======== INFORMATION SHOWN
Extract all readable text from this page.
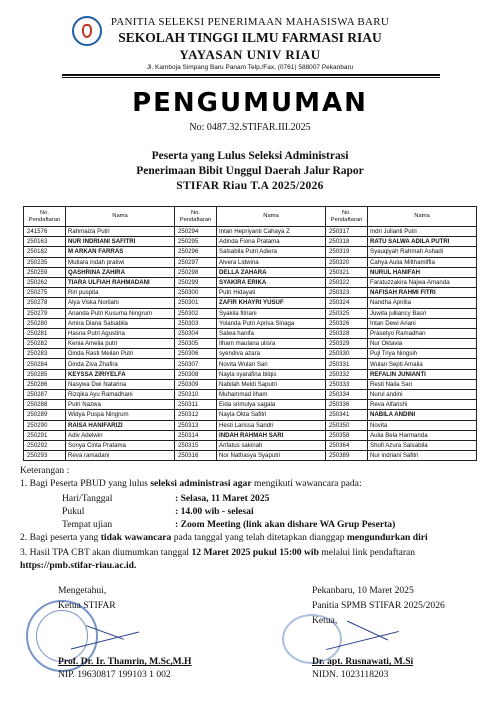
PANITIA SELEKSI PENERIMAAN MAHASISWA BARU
SEKOLAH TINGGI ILMU FARMASI RIAU
YAYASAN UNIV RIAU
Jl. Kamboja Simpang Baru Panam Telp./Fax. (0761) 588007 Pekanbaru
PENGUMUMAN
No: 0487.32.STIFAR.III.2025
Peserta yang Lulus Seleksi Administrasi
Penerimaan Bibit Unggul Daerah Jalur Rapor
STIFAR Riau T.A 2025/2026
No. Pendaftaran	Nama	No. Pendaftaran	Nama	No. Pendaftaran	Nama
241576	Rahmaiza Putri	250294	Intan Hepriyanti Cahaya Z	250317	Indri Julianti Putri
250163	NUR INDRIANI SAFITRI	250295	Adinda Fiona Pratama	250318	RATU SALWA ADILA PUTRI
250182	M ARKAN FARRAS	250296	Salsabila Putri Adiera	250319	Syauqiyah Rahmah Ashadi
250235	Mutiara indah pratiwi	250297	Alvera Lidwina	250320	Cahya Aulia Milthamiffia
250259	QASHRINA ZAHIRA	250298	DELLA ZAHARA	250321	NURUL HANIFAH
250262	TIARA ULFIAH RAHMADANI	250299	SYAKIRA ERIKA	250322	Faratuzzakira Najwa Amanda
250275	Riri puspita	250300	Putri Hidayati	250323	NAFISAH RAHMI FITRI
250278	Alya Viska Norilahi	250301	ZAFIR KHAYRI YUSUF	250324	Nandha Aprillia
250279	Ananda Putri Kusuma Ningrum	250302	Syakila fitriani	250325	Juwita julliancy Basri
250280	Amira Diana Salsabila	250303	Yolanda Putri Aprisa Sinaga	250326	Intan Dewi Ariani
250281	Hasna Putri Agustina	250304	Salwa hanifa	250328	Prasetyo Ramadhan
250282	Kenia Amelia putri	250305	Ilham maulana ulisra	250329	Nur Oktavia
250283	Dinda Rasti Meilan Putri	250306	syendiva azara	250330	Pujl Triya Ningsih
250284	Dinda Ziva Zhafira	250307	Novita Wulan Sari	250331	Wulan Septi Amalia
250285	KEYSSA ZIRIYELFA	250308	Nayla syarafina bilqis	250332	REFALIN JUNIANTI
250286	Nasywa Dwi Natarina	250309	Nabilah Meldi Saputri	250333	Resti Naila Sari
250287	Rizqika Ayu Ramadhani	250310	Muhammad ilham	250334	Nurul andini
250288	Putri Nazwa	250311	Eida srimulya sagala	250336	Reva Alfarishi
250289	Widya Puspa Ningrum	250312	Nayla Okta Safitri	250341	NABILA ANDINI
250290	RAISA HANIFARIZI	250313	Hesti Larissa Sandri	250350	Novita
250291	Adiv Adelwin	250314	INDAH RAHMAH SARI	250358	Aulia Bela Harmanda
250292	Sonya Cinta Pratama	250315	Arifatus sakinah	250364	Shofi Azura Salsabila
250293	Reva ramadani	250316	Nor Nathasya Syaputri	250389	Nur indriani Safitri
Keterangan :
1. Bagi Peserta PBUD yang lulus seleksi administrasi agar mengikuti wawancara pada:
Hari/Tanggal	: Selasa, 11 Maret 2025
Pukul	: 14.00 wib - selesai
Tempat ujian	: Zoom Meeting (link akan dishare WA Grup Peserta)
2. Bagi peserta yang tidak wawancara pada tanggal yang telah ditetapkan dianggap mengundurkan diri
3. Hasil TPA CBT akan diumumkan tanggal 12 Maret 2025 pukul 15:00 wib melalui link pendaftaran
https://pmb.stifar-riau.ac.id.
Mengetahui,
Ketua STIFAR
Prof. Dr. Ir. Thamrin, M.Sc,M.H
NIP. 19630817 199103 1 002
Pekanbaru, 10 Maret 2025
Panitia SPMB STIFAR 2025/2026
Ketua,
Dr. apt. Rusnawati, M.Si
NIDN. 1023118203
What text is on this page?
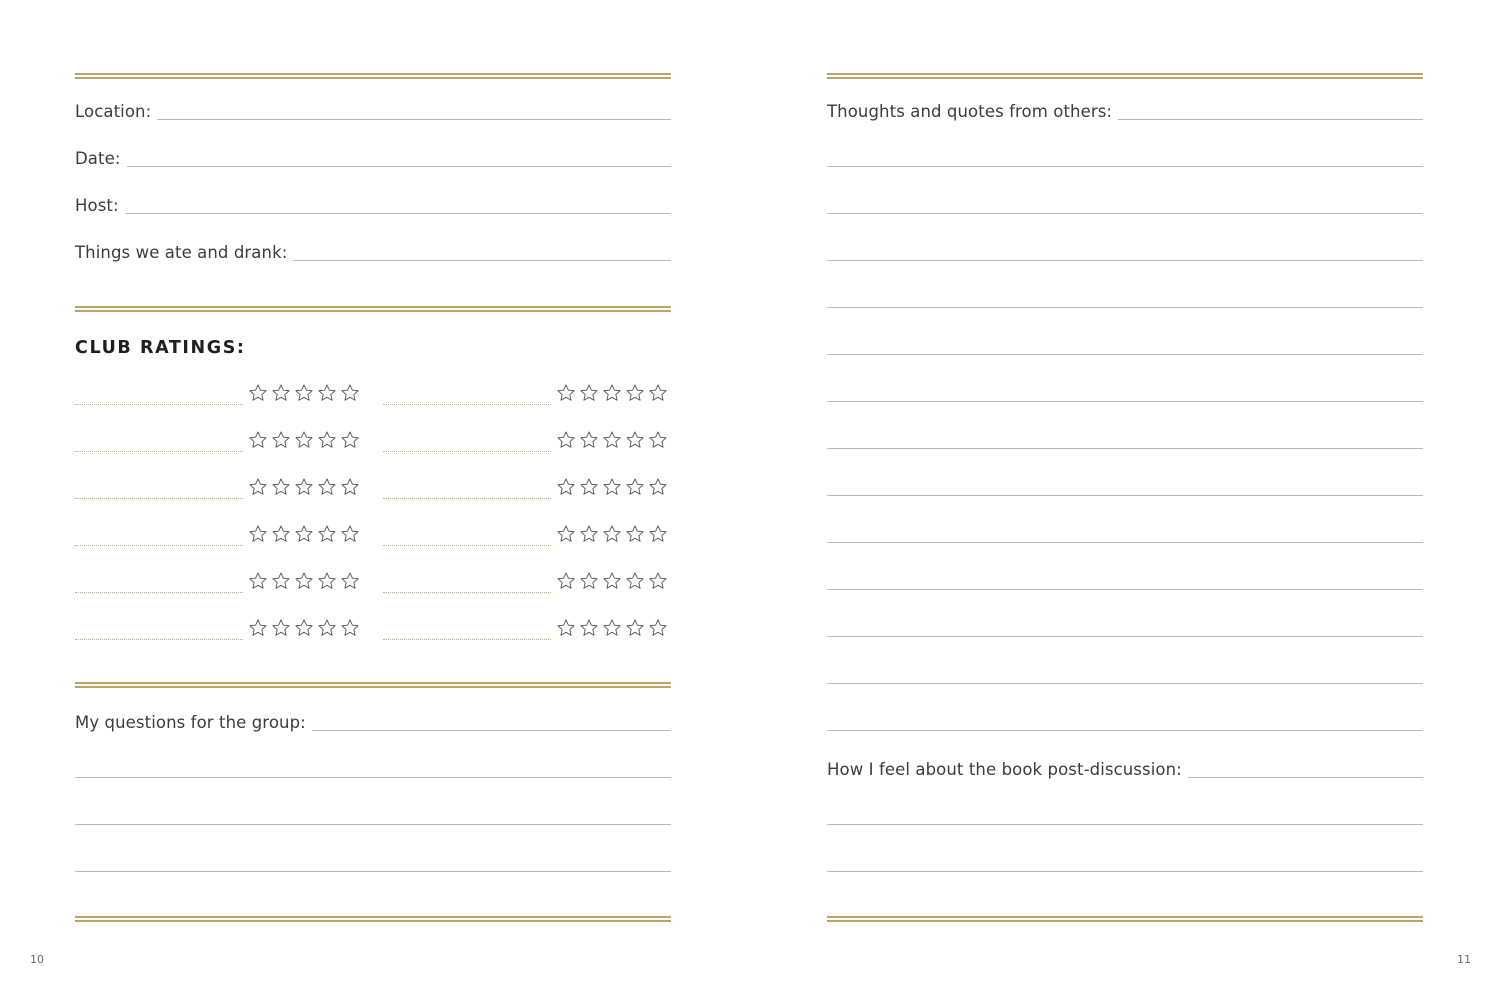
Location:
Date:
Host:
Things we ate and drank:
CLUB RATINGS:
My questions for the group:
10
Thoughts and quotes from others:
How I feel about the book post-discussion:
11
================
AIM OF THE TASK: Leave the images out and output the remaining material exactly as it stands.

WRITTEN REPLY:
Extract all readable text from this page.
PANITIA SELEKSI PENERIMAAN MAHASISWA BARU
SEKOLAH TINGGI ILMU FARMASI RIAU
YAYASAN UNIV RIAU
Jl. Kamboja Simpang Baru Panam Telp./Fax. (0761) 588007 Pekanbaru
PENGUMUMAN
No: 0487.32.STIFAR.III.2025
Peserta yang Lulus Seleksi Administrasi
Penerimaan Bibit Unggul Daerah Jalur Rapor
STIFAR Riau T.A 2025/2026
No. Pendaftaran	Nama	No. Pendaftaran	Nama	No. Pendaftaran	Nama
241576	Rahmaiza Putri	250294	Intan Hepriyanti Cahaya Z	250317	Indri Julianti Putri
250163	NUR INDRIANI SAFITRI	250295	Adinda Fiona Pratama	250318	RATU SALWA ADILA PUTRI
250182	M ARKAN FARRAS	250296	Salsabila Putri Adiera	250319	Syauqiyah Rahmah Ashadi
250235	Mutiara indah pratiwi	250297	Alvera Lidwina	250320	Cahya Aulia Milthamiffia
250259	QASHRINA ZAHIRA	250298	DELLA ZAHARA	250321	NURUL HANIFAH
250262	TIARA ULFIAH RAHMADANI	250299	SYAKIRA ERIKA	250322	Faratuzzakira Najwa Amanda
250275	Riri puspita	250300	Putri Hidayati	250323	NAFISAH RAHMI FITRI
250278	Alya Viska Norilahi	250301	ZAFIR KHAYRI YUSUF	250324	Nandha Aprillia
250279	Ananda Putri Kusuma Ningrum	250302	Syakila fitriani	250325	Juwita julliancy Basri
250280	Amira Diana Salsabila	250303	Yolanda Putri Aprisa Sinaga	250326	Intan Dewi Ariani
250281	Hasna Putri Agustina	250304	Salwa hanifa	250328	Prasetyo Ramadhan
250282	Kenia Amelia putri	250305	Ilham maulana ulisra	250329	Nur Oktavia
250283	Dinda Rasti Meilan Putri	250306	syendiva azara	250330	Pujl Triya Ningsih
250284	Dinda Ziva Zhafira	250307	Novita Wulan Sari	250331	Wulan Septi Amalia
250285	KEYSSA ZIRIYELFA	250308	Nayla syarafina bilqis	250332	REFALIN JUNIANTI
250286	Nasywa Dwi Natarina	250309	Nabilah Meldi Saputri	250333	Resti Naila Sari
250287	Rizqika Ayu Ramadhani	250310	Muhammad ilham	250334	Nurul andini
250288	Putri Nazwa	250311	Eida srimulya sagala	250336	Reva Alfarishi
250289	Widya Puspa Ningrum	250312	Nayla Okta Safitri	250341	NABILA ANDINI
250290	RAISA HANIFARIZI	250313	Hesti Larissa Sandri	250350	Novita
250291	Adiv Adelwin	250314	INDAH RAHMAH SARI	250358	Aulia Bela Harmanda
250292	Sonya Cinta Pratama	250315	Arifatus sakinah	250364	Shofi Azura Salsabila
250293	Reva ramadani	250316	Nor Nathasya Syaputri	250389	Nur indriani Safitri
Keterangan :
1. Bagi Peserta PBUD yang lulus seleksi administrasi agar mengikuti wawancara pada:
Hari/Tanggal	: Selasa, 11 Maret 2025
Pukul	: 14.00 wib - selesai
Tempat ujian	: Zoom Meeting (link akan dishare WA Grup Peserta)
2. Bagi peserta yang tidak wawancara pada tanggal yang telah ditetapkan dianggap mengundurkan diri
3. Hasil TPA CBT akan diumumkan tanggal 12 Maret 2025 pukul 15:00 wib melalui link pendaftaran
https://pmb.stifar-riau.ac.id.
Mengetahui,
Ketua STIFAR
Prof. Dr. Ir. Thamrin, M.Sc,M.H
NIP. 19630817 199103 1 002
Pekanbaru, 10 Maret 2025
Panitia SPMB STIFAR 2025/2026
Ketua,
Dr. apt. Rusnawati, M.Si
NIDN. 1023118203
What text is on this page?
Location:
Date:
Host:
Things we ate and drank:
CLUB RATINGS:
My questions for the group:
10
Thoughts and quotes from others:
How I feel about the book post-discussion:
11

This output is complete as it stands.